Extracted data.
++++++

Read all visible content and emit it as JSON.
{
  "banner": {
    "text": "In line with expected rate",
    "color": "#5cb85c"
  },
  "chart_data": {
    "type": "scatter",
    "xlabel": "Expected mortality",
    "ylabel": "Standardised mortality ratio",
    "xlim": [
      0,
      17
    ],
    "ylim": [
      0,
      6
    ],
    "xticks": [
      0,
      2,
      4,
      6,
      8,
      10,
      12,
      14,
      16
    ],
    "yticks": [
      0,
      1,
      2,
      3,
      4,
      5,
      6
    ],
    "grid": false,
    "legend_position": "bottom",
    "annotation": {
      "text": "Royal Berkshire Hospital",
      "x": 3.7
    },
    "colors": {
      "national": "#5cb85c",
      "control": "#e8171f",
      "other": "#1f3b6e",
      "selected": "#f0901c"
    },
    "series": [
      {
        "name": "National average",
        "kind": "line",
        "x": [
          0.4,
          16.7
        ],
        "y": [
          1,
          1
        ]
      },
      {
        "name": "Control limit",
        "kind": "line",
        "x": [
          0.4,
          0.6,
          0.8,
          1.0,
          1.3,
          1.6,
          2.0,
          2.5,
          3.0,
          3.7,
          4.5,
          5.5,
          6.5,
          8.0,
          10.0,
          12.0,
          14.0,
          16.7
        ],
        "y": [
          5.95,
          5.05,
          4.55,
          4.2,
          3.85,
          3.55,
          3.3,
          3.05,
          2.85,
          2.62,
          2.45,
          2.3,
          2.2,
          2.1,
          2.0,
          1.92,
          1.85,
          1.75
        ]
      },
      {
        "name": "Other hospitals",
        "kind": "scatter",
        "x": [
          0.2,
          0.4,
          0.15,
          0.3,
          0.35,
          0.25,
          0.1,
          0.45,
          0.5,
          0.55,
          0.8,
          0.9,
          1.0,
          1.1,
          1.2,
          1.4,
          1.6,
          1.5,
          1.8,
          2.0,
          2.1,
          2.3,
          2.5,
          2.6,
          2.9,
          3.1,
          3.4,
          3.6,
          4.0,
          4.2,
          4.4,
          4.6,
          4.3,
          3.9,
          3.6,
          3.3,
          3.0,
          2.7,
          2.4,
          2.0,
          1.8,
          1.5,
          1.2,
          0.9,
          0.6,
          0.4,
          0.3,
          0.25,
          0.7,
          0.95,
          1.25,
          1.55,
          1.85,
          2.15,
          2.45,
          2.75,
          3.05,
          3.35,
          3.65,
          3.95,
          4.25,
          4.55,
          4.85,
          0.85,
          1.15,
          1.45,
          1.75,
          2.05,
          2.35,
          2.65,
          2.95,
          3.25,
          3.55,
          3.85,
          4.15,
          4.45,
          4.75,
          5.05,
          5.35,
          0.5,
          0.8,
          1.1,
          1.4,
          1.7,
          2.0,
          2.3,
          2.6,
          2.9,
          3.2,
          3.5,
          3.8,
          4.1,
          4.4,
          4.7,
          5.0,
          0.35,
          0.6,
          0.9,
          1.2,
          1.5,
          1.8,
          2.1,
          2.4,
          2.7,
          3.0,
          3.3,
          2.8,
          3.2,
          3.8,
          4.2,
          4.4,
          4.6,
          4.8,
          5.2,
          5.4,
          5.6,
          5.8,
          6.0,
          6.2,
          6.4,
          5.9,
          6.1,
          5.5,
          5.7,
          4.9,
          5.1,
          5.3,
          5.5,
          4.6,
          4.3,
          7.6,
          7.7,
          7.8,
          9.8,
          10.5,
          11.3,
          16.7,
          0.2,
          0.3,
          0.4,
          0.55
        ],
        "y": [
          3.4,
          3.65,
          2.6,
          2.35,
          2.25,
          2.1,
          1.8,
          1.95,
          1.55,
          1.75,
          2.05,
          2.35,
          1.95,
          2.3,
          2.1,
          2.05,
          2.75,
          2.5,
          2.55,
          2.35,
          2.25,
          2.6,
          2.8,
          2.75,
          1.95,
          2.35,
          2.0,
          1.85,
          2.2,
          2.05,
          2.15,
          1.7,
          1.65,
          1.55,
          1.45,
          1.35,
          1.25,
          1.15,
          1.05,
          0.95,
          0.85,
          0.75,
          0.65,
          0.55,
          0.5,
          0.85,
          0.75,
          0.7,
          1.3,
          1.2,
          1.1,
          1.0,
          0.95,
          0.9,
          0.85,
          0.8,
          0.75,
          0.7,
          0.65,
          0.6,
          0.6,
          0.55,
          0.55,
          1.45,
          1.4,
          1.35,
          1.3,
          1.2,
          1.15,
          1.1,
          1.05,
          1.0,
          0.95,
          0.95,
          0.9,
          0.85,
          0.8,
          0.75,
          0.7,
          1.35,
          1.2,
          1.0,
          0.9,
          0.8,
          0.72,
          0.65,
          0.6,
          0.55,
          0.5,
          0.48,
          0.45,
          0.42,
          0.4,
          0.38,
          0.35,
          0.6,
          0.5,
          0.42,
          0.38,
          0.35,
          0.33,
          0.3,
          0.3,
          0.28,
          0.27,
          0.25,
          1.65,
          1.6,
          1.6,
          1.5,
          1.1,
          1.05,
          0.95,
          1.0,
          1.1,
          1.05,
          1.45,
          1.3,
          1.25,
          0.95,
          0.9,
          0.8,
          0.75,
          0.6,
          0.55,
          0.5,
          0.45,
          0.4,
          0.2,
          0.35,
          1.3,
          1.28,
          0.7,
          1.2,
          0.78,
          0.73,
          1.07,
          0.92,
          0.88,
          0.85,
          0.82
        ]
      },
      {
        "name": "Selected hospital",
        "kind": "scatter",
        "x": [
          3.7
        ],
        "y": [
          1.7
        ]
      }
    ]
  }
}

++++++

Filter the entries and copy out every line with the word "mortality".

    "xlabel": "Expected mortality",
    "ylabel": "Standardised mortality ratio",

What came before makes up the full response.